# [Brief]
Go through the lines below. Copy those with "Difference".

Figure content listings
+++
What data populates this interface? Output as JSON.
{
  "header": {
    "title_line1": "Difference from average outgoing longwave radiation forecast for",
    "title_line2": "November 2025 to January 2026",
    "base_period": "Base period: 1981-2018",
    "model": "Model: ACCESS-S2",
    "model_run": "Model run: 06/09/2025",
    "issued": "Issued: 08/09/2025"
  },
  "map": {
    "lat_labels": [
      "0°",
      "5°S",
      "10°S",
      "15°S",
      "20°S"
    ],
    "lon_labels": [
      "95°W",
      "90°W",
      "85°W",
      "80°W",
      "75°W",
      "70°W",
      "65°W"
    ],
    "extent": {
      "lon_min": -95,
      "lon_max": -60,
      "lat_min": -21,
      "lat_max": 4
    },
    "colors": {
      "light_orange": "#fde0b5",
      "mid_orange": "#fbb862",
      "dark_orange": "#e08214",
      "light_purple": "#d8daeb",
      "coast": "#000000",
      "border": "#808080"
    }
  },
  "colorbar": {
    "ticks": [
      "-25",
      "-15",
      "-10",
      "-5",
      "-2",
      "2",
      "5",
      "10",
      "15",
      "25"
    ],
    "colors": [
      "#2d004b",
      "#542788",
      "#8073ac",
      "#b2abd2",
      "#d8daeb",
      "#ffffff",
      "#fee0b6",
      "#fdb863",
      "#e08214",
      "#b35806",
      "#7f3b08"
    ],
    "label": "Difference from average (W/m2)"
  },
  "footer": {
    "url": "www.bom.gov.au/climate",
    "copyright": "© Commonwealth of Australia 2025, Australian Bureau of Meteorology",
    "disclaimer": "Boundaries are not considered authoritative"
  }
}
+++
# [Response for this exercise]
    "title_line1": "Difference from average outgoing longwave radiation forecast for",
    "label": "Difference from average (W/m2)"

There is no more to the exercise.